▶ _EXERCISE_
Please give all of the data again, character for character, and drop the pictures.

Items from a dataset
- - - - - - -
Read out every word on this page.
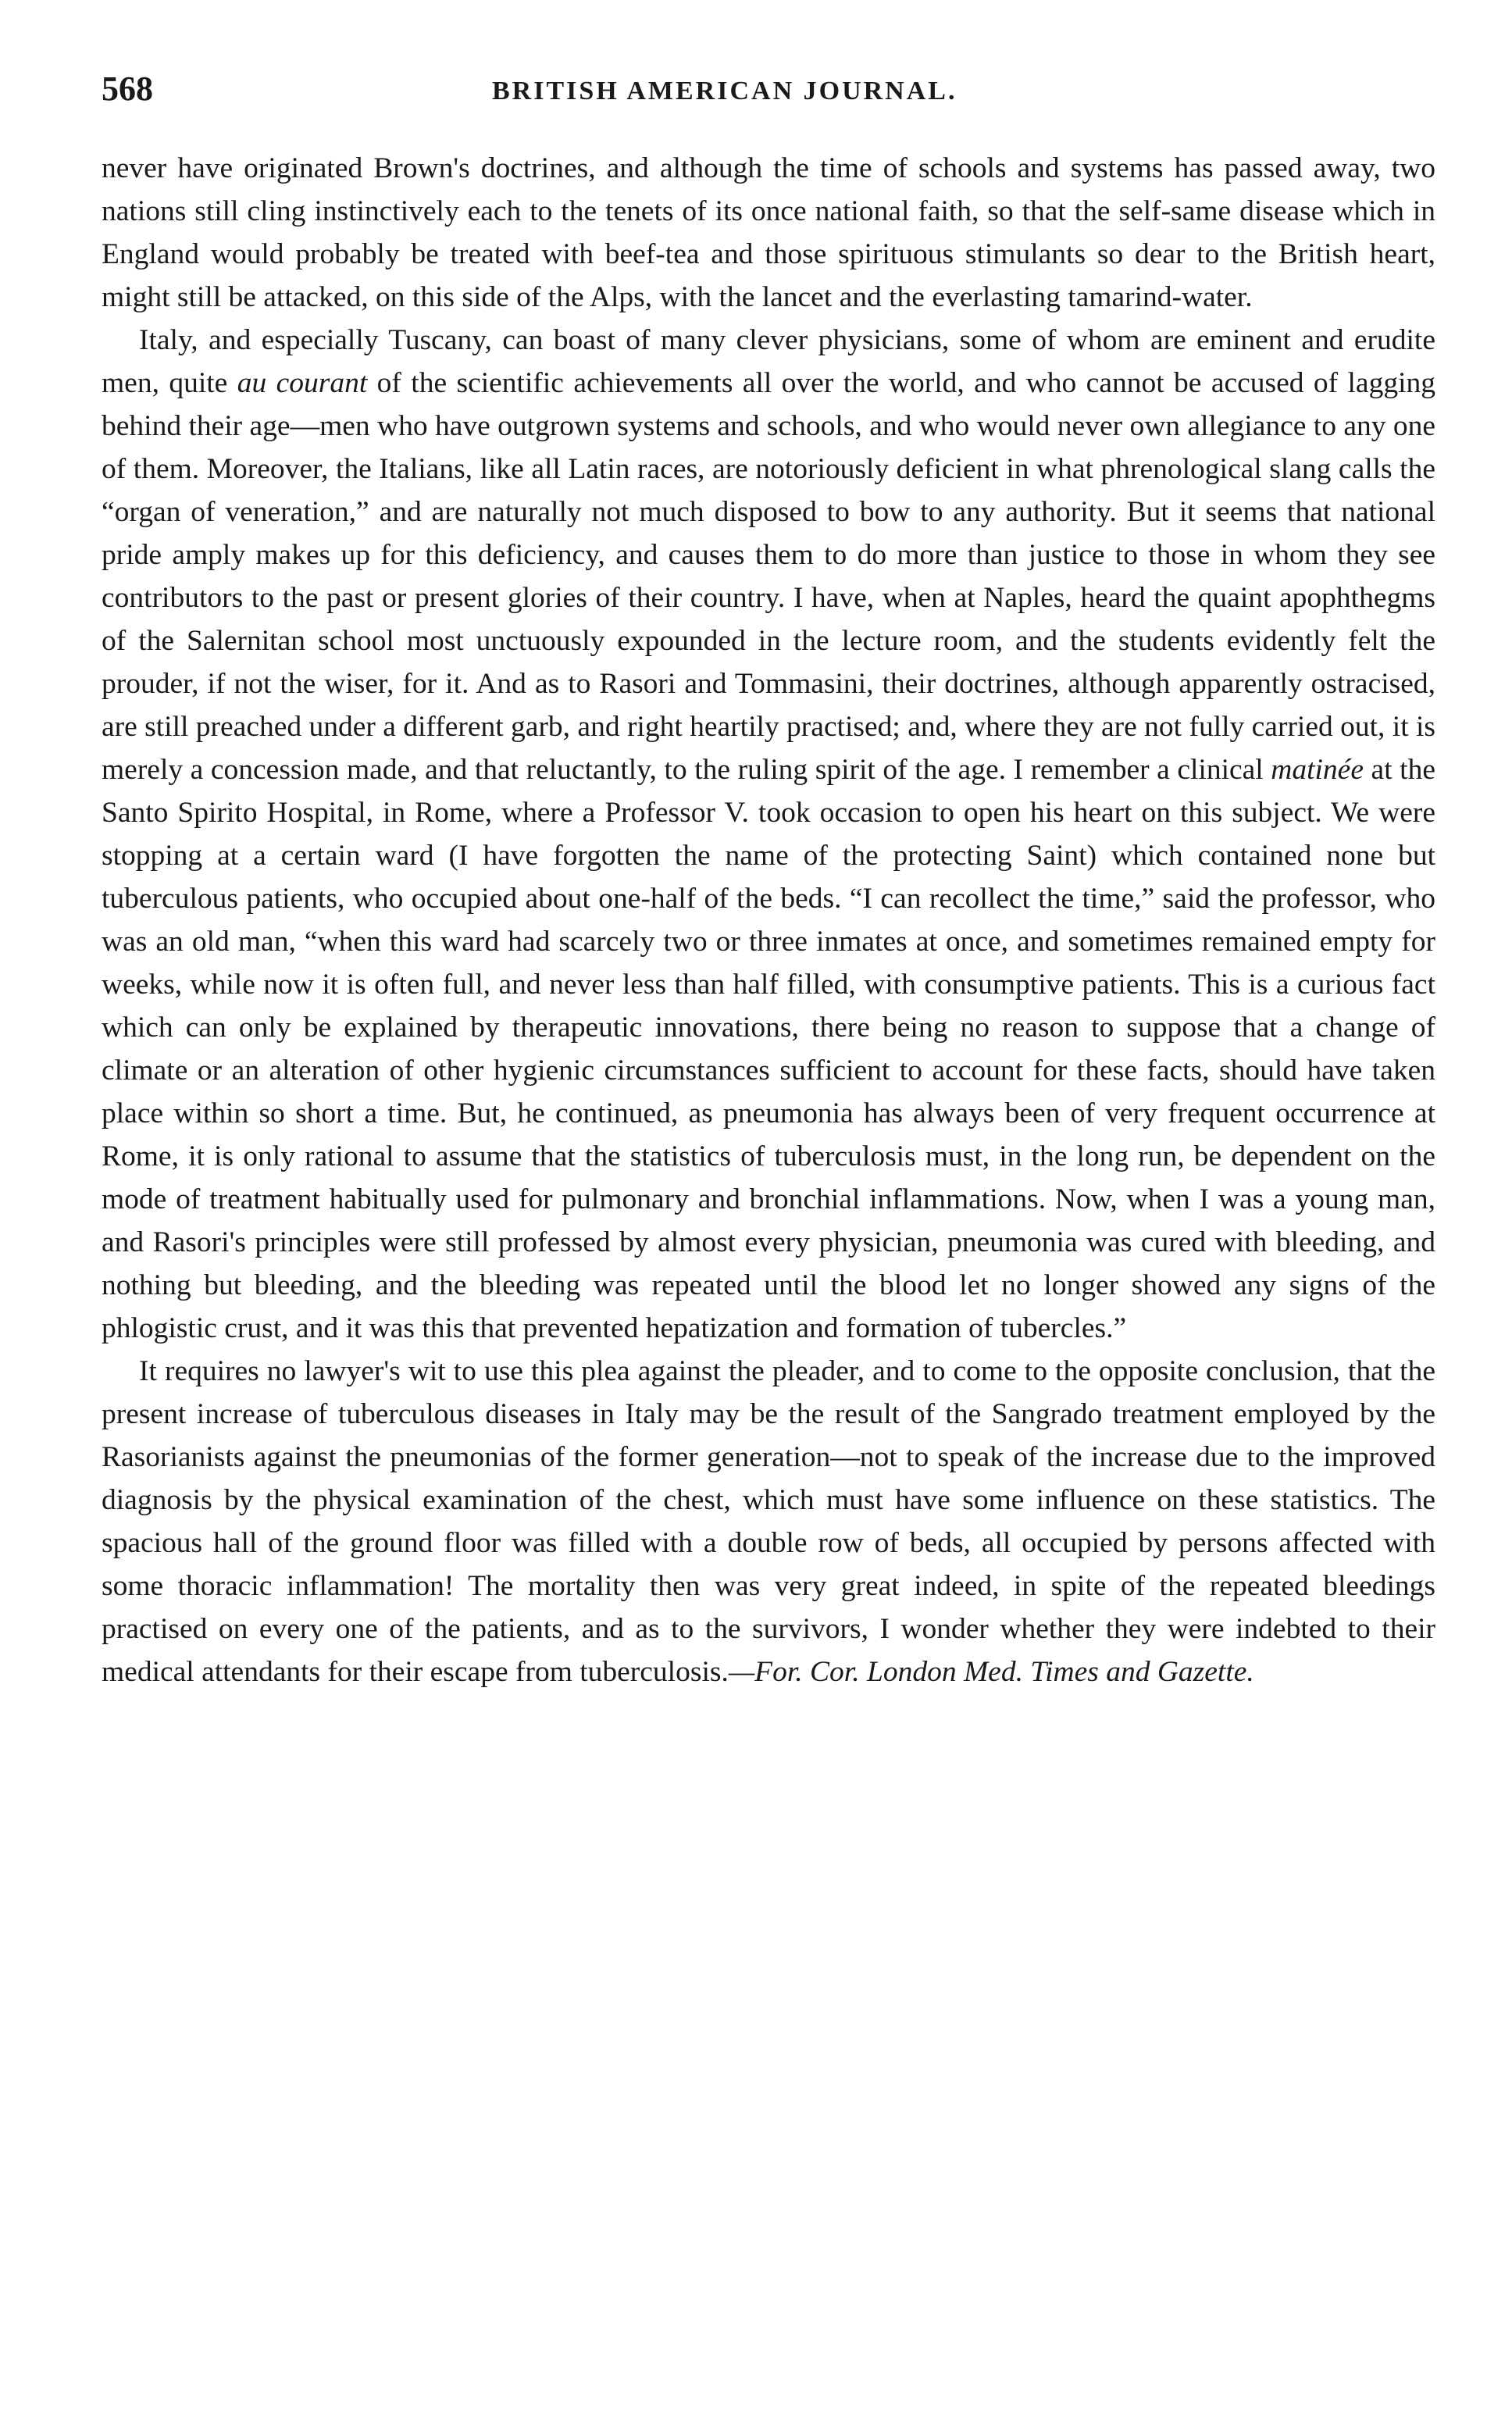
568	BRITISH AMERICAN JOURNAL.

never have originated Brown's doctrines, and although the time of schools and systems has passed away, two nations still cling instinctively each to the tenets of its once national faith, so that the self-same disease which in England would probably be treated with beef-tea and those spirituous stimulants so dear to the British heart, might still be attacked, on this side of the Alps, with the lancet and the everlasting tamarind-water.

Italy, and especially Tuscany, can boast of many clever physicians, some of whom are eminent and erudite men, quite au courant of the scientific achievements all over the world, and who cannot be accused of lagging behind their age—men who have outgrown systems and schools, and who would never own allegiance to any one of them. Moreover, the Italians, like all Latin races, are notoriously deficient in what phrenological slang calls the “organ of veneration,” and are naturally not much disposed to bow to any authority. But it seems that national pride amply makes up for this deficiency, and causes them to do more than justice to those in whom they see contributors to the past or present glories of their country. I have, when at Naples, heard the quaint apophthegms of the Salernitan school most unctuously expounded in the lecture room, and the students evidently felt the prouder, if not the wiser, for it. And as to Rasori and Tommasini, their doctrines, although apparently ostracised, are still preached under a different garb, and right heartily practised; and, where they are not fully carried out, it is merely a concession made, and that reluctantly, to the ruling spirit of the age. I remember a clinical matinée at the Santo Spirito Hospital, in Rome, where a Professor V. took occasion to open his heart on this subject. We were stopping at a certain ward (I have forgotten the name of the protecting Saint) which contained none but tuberculous patients, who occupied about one-half of the beds. “I can recollect the time,” said the professor, who was an old man, “when this ward had scarcely two or three inmates at once, and sometimes remained empty for weeks, while now it is often full, and never less than half filled, with consumptive patients. This is a curious fact which can only be explained by therapeutic innovations, there being no reason to suppose that a change of climate or an alteration of other hygienic circumstances sufficient to account for these facts, should have taken place within so short a time. But, he continued, as pneumonia has always been of very frequent occurrence at Rome, it is only rational to assume that the statistics of tuberculosis must, in the long run, be dependent on the mode of treatment habitually used for pulmonary and bronchial inflammations. Now, when I was a young man, and Rasori's principles were still professed by almost every physician, pneumonia was cured with bleeding, and nothing but bleeding, and the bleeding was repeated until the blood let no longer showed any signs of the phlogistic crust, and it was this that prevented hepatization and formation of tubercles.”

It requires no lawyer's wit to use this plea against the pleader, and to come to the opposite conclusion, that the present increase of tuberculous diseases in Italy may be the result of the Sangrado treatment employed by the Rasorianists against the pneumonias of the former generation—not to speak of the increase due to the improved diagnosis by the physical examination of the chest, which must have some influence on these statistics. The spacious hall of the ground floor was filled with a double row of beds, all occupied by persons affected with some thoracic inflammation! The mortality then was very great indeed, in spite of the repeated bleedings practised on every one of the patients, and as to the survivors, I wonder whether they were indebted to their medical attendants for their escape from tuberculosis.—For. Cor. London Med. Times and Gazette.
- - - - - - -
▶ _RESULT BELOW_
Read out every word on this page.
568	BRITISH AMERICAN JOURNAL.

never have originated Brown's doctrines, and although the time of schools and systems has passed away, two nations still cling instinctively each to the tenets of its once national faith, so that the self-same disease which in England would probably be treated with beef-tea and those spirituous stimulants so dear to the British heart, might still be attacked, on this side of the Alps, with the lancet and the everlasting tamarind-water.

Italy, and especially Tuscany, can boast of many clever physicians, some of whom are eminent and erudite men, quite au courant of the scientific achievements all over the world, and who cannot be accused of lagging behind their age—men who have outgrown systems and schools, and who would never own allegiance to any one of them. Moreover, the Italians, like all Latin races, are notoriously deficient in what phrenological slang calls the “organ of veneration,” and are naturally not much disposed to bow to any authority. But it seems that national pride amply makes up for this deficiency, and causes them to do more than justice to those in whom they see contributors to the past or present glories of their country. I have, when at Naples, heard the quaint apophthegms of the Salernitan school most unctuously expounded in the lecture room, and the students evidently felt the prouder, if not the wiser, for it. And as to Rasori and Tommasini, their doctrines, although apparently ostracised, are still preached under a different garb, and right heartily practised; and, where they are not fully carried out, it is merely a concession made, and that reluctantly, to the ruling spirit of the age. I remember a clinical matinée at the Santo Spirito Hospital, in Rome, where a Professor V. took occasion to open his heart on this subject. We were stopping at a certain ward (I have forgotten the name of the protecting Saint) which contained none but tuberculous patients, who occupied about one-half of the beds. “I can recollect the time,” said the professor, who was an old man, “when this ward had scarcely two or three inmates at once, and sometimes remained empty for weeks, while now it is often full, and never less than half filled, with consumptive patients. This is a curious fact which can only be explained by therapeutic innovations, there being no reason to suppose that a change of climate or an alteration of other hygienic circumstances sufficient to account for these facts, should have taken place within so short a time. But, he continued, as pneumonia has always been of very frequent occurrence at Rome, it is only rational to assume that the statistics of tuberculosis must, in the long run, be dependent on the mode of treatment habitually used for pulmonary and bronchial inflammations. Now, when I was a young man, and Rasori's principles were still professed by almost every physician, pneumonia was cured with bleeding, and nothing but bleeding, and the bleeding was repeated until the blood let no longer showed any signs of the phlogistic crust, and it was this that prevented hepatization and formation of tubercles.”

It requires no lawyer's wit to use this plea against the pleader, and to come to the opposite conclusion, that the present increase of tuberculous diseases in Italy may be the result of the Sangrado treatment employed by the Rasorianists against the pneumonias of the former generation—not to speak of the increase due to the improved diagnosis by the physical examination of the chest, which must have some influence on these statistics. The spacious hall of the ground floor was filled with a double row of beds, all occupied by persons affected with some thoracic inflammation! The mortality then was very great indeed, in spite of the repeated bleedings practised on every one of the patients, and as to the survivors, I wonder whether they were indebted to their medical attendants for their escape from tuberculosis.—For. Cor. London Med. Times and Gazette.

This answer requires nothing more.